### What the exercise asks
Will you give every entry again exactly as it stands?

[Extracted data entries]

(begin)

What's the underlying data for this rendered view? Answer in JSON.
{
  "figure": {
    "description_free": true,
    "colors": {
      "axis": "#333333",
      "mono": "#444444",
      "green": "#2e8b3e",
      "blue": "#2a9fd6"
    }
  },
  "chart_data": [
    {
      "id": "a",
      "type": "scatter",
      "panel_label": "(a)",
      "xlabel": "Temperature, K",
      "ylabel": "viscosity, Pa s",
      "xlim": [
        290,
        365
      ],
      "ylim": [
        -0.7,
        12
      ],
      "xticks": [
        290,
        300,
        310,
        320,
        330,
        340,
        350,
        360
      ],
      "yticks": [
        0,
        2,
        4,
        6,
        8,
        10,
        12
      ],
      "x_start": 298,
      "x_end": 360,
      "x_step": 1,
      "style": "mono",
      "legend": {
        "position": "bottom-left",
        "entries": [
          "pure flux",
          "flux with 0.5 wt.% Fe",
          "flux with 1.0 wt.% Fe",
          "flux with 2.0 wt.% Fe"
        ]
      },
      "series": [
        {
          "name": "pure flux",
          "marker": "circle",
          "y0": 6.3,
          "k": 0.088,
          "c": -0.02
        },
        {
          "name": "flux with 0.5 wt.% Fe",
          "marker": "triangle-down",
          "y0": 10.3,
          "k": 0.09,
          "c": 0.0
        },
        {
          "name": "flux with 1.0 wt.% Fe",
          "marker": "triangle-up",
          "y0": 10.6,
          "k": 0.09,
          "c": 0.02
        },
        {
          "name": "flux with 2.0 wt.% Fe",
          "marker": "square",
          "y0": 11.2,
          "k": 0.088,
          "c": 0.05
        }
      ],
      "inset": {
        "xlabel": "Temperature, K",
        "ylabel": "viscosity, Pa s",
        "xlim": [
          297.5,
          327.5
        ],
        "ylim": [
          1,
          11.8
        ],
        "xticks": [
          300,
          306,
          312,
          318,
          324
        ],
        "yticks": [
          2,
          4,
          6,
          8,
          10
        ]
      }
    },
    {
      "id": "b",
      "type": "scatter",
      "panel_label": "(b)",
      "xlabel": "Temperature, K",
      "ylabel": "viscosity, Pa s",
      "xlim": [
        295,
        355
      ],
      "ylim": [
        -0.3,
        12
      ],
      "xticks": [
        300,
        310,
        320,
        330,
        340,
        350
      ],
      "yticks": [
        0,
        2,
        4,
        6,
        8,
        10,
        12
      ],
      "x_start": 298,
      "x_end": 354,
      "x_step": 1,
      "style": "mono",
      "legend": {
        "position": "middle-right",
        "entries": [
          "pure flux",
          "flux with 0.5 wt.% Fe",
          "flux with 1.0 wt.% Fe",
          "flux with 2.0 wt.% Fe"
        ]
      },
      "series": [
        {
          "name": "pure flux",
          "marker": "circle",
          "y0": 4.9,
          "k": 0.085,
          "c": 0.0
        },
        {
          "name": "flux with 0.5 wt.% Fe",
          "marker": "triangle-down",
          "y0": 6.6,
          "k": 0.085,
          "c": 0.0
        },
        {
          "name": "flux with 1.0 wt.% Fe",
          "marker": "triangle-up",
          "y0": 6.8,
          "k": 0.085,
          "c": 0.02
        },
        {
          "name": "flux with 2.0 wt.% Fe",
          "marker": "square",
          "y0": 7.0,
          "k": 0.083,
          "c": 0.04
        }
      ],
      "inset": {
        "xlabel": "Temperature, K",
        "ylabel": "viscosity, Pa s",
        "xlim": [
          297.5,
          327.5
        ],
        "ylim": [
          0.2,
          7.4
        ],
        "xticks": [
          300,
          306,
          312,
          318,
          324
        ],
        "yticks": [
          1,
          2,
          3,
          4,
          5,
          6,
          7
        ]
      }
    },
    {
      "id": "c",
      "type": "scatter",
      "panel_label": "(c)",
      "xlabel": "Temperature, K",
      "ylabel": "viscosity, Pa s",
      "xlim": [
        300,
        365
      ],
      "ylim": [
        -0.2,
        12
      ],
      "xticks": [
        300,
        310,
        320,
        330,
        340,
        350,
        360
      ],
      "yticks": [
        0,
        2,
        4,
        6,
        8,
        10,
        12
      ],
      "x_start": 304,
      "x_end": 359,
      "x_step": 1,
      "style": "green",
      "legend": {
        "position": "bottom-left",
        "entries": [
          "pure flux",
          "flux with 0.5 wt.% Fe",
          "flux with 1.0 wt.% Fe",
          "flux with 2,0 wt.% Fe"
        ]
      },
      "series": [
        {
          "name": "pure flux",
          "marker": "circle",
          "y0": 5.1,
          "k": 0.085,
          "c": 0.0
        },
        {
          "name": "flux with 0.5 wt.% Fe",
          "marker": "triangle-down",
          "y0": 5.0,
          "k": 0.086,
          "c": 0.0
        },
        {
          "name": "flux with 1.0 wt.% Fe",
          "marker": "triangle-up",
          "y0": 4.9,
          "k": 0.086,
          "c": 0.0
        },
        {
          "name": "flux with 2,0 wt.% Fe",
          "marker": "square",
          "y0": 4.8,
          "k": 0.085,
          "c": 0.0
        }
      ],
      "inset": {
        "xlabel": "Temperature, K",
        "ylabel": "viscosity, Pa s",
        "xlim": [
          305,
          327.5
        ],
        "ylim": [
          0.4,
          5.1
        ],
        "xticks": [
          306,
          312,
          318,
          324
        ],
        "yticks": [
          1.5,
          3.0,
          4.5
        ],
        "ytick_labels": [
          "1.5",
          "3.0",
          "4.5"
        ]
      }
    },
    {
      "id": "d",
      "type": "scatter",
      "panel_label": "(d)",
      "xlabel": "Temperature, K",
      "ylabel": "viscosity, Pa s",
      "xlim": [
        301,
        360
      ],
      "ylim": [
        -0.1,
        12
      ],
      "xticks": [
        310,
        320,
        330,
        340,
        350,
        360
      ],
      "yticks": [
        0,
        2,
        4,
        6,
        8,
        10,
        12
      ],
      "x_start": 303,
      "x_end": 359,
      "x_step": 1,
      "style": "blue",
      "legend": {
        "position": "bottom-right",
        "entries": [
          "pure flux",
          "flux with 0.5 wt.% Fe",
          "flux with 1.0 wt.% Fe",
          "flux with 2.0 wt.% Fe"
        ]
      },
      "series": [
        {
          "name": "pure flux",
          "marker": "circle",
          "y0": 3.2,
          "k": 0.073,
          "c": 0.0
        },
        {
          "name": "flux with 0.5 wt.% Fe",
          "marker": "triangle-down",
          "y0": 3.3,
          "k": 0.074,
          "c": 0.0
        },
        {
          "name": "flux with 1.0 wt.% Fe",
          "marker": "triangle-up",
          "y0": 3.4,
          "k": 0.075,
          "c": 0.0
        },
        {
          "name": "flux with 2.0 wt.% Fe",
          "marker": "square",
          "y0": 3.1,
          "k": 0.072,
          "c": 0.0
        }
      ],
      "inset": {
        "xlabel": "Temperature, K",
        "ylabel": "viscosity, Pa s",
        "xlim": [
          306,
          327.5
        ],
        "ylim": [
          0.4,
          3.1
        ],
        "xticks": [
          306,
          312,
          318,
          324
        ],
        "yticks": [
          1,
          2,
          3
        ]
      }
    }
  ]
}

(end)

### Answer
What's the underlying data for this rendered view? Answer in JSON.
{
  "figure": {
    "description_free": true,
    "colors": {
      "axis": "#333333",
      "mono": "#444444",
      "green": "#2e8b3e",
      "blue": "#2a9fd6"
    }
  },
  "chart_data": [
    {
      "id": "a",
      "type": "scatter",
      "panel_label": "(a)",
      "xlabel": "Temperature, K",
      "ylabel": "viscosity, Pa s",
      "xlim": [
        290,
        365
      ],
      "ylim": [
        -0.7,
        12
      ],
      "xticks": [
        290,
        300,
        310,
        320,
        330,
        340,
        350,
        360
      ],
      "yticks": [
        0,
        2,
        4,
        6,
        8,
        10,
        12
      ],
      "x_start": 298,
      "x_end": 360,
      "x_step": 1,
      "style": "mono",
      "legend": {
        "position": "bottom-left",
        "entries": [
          "pure flux",
          "flux with 0.5 wt.% Fe",
          "flux with 1.0 wt.% Fe",
          "flux with 2.0 wt.% Fe"
        ]
      },
      "series": [
        {
          "name": "pure flux",
          "marker": "circle",
          "y0": 6.3,
          "k": 0.088,
          "c": -0.02
        },
        {
          "name": "flux with 0.5 wt.% Fe",
          "marker": "triangle-down",
          "y0": 10.3,
          "k": 0.09,
          "c": 0.0
        },
        {
          "name": "flux with 1.0 wt.% Fe",
          "marker": "triangle-up",
          "y0": 10.6,
          "k": 0.09,
          "c": 0.02
        },
        {
          "name": "flux with 2.0 wt.% Fe",
          "marker": "square",
          "y0": 11.2,
          "k": 0.088,
          "c": 0.05
        }
      ],
      "inset": {
        "xlabel": "Temperature, K",
        "ylabel": "viscosity, Pa s",
        "xlim": [
          297.5,
          327.5
        ],
        "ylim": [
          1,
          11.8
        ],
        "xticks": [
          300,
          306,
          312,
          318,
          324
        ],
        "yticks": [
          2,
          4,
          6,
          8,
          10
        ]
      }
    },
    {
      "id": "b",
      "type": "scatter",
      "panel_label": "(b)",
      "xlabel": "Temperature, K",
      "ylabel": "viscosity, Pa s",
      "xlim": [
        295,
        355
      ],
      "ylim": [
        -0.3,
        12
      ],
      "xticks": [
        300,
        310,
        320,
        330,
        340,
        350
      ],
      "yticks": [
        0,
        2,
        4,
        6,
        8,
        10,
        12
      ],
      "x_start": 298,
      "x_end": 354,
      "x_step": 1,
      "style": "mono",
      "legend": {
        "position": "middle-right",
        "entries": [
          "pure flux",
          "flux with 0.5 wt.% Fe",
          "flux with 1.0 wt.% Fe",
          "flux with 2.0 wt.% Fe"
        ]
      },
      "series": [
        {
          "name": "pure flux",
          "marker": "circle",
          "y0": 4.9,
          "k": 0.085,
          "c": 0.0
        },
        {
          "name": "flux with 0.5 wt.% Fe",
          "marker": "triangle-down",
          "y0": 6.6,
          "k": 0.085,
          "c": 0.0
        },
        {
          "name": "flux with 1.0 wt.% Fe",
          "marker": "triangle-up",
          "y0": 6.8,
          "k": 0.085,
          "c": 0.02
        },
        {
          "name": "flux with 2.0 wt.% Fe",
          "marker": "square",
          "y0": 7.0,
          "k": 0.083,
          "c": 0.04
        }
      ],
      "inset": {
        "xlabel": "Temperature, K",
        "ylabel": "viscosity, Pa s",
        "xlim": [
          297.5,
          327.5
        ],
        "ylim": [
          0.2,
          7.4
        ],
        "xticks": [
          300,
          306,
          312,
          318,
          324
        ],
        "yticks": [
          1,
          2,
          3,
          4,
          5,
          6,
          7
        ]
      }
    },
    {
      "id": "c",
      "type": "scatter",
      "panel_label": "(c)",
      "xlabel": "Temperature, K",
      "ylabel": "viscosity, Pa s",
      "xlim": [
        300,
        365
      ],
      "ylim": [
        -0.2,
        12
      ],
      "xticks": [
        300,
        310,
        320,
        330,
        340,
        350,
        360
      ],
      "yticks": [
        0,
        2,
        4,
        6,
        8,
        10,
        12
      ],
      "x_start": 304,
      "x_end": 359,
      "x_step": 1,
      "style": "green",
      "legend": {
        "position": "bottom-left",
        "entries": [
          "pure flux",
          "flux with 0.5 wt.% Fe",
          "flux with 1.0 wt.% Fe",
          "flux with 2,0 wt.% Fe"
        ]
      },
      "series": [
        {
          "name": "pure flux",
          "marker": "circle",
          "y0": 5.1,
          "k": 0.085,
          "c": 0.0
        },
        {
          "name": "flux with 0.5 wt.% Fe",
          "marker": "triangle-down",
          "y0": 5.0,
          "k": 0.086,
          "c": 0.0
        },
        {
          "name": "flux with 1.0 wt.% Fe",
          "marker": "triangle-up",
          "y0": 4.9,
          "k": 0.086,
          "c": 0.0
        },
        {
          "name": "flux with 2,0 wt.% Fe",
          "marker": "square",
          "y0": 4.8,
          "k": 0.085,
          "c": 0.0
        }
      ],
      "inset": {
        "xlabel": "Temperature, K",
        "ylabel": "viscosity, Pa s",
        "xlim": [
          305,
          327.5
        ],
        "ylim": [
          0.4,
          5.1
        ],
        "xticks": [
          306,
          312,
          318,
          324
        ],
        "yticks": [
          1.5,
          3.0,
          4.5
        ],
        "ytick_labels": [
          "1.5",
          "3.0",
          "4.5"
        ]
      }
    },
    {
      "id": "d",
      "type": "scatter",
      "panel_label": "(d)",
      "xlabel": "Temperature, K",
      "ylabel": "viscosity, Pa s",
      "xlim": [
        301,
        360
      ],
      "ylim": [
        -0.1,
        12
      ],
      "xticks": [
        310,
        320,
        330,
        340,
        350,
        360
      ],
      "yticks": [
        0,
        2,
        4,
        6,
        8,
        10,
        12
      ],
      "x_start": 303,
      "x_end": 359,
      "x_step": 1,
      "style": "blue",
      "legend": {
        "position": "bottom-right",
        "entries": [
          "pure flux",
          "flux with 0.5 wt.% Fe",
          "flux with 1.0 wt.% Fe",
          "flux with 2.0 wt.% Fe"
        ]
      },
      "series": [
        {
          "name": "pure flux",
          "marker": "circle",
          "y0": 3.2,
          "k": 0.073,
          "c": 0.0
        },
        {
          "name": "flux with 0.5 wt.% Fe",
          "marker": "triangle-down",
          "y0": 3.3,
          "k": 0.074,
          "c": 0.0
        },
        {
          "name": "flux with 1.0 wt.% Fe",
          "marker": "triangle-up",
          "y0": 3.4,
          "k": 0.075,
          "c": 0.0
        },
        {
          "name": "flux with 2.0 wt.% Fe",
          "marker": "square",
          "y0": 3.1,
          "k": 0.072,
          "c": 0.0
        }
      ],
      "inset": {
        "xlabel": "Temperature, K",
        "ylabel": "viscosity, Pa s",
        "xlim": [
          306,
          327.5
        ],
        "ylim": [
          0.4,
          3.1
        ],
        "xticks": [
          306,
          312,
          318,
          324
        ],
        "yticks": [
          1,
          2,
          3
        ]
      }
    }
  ]
}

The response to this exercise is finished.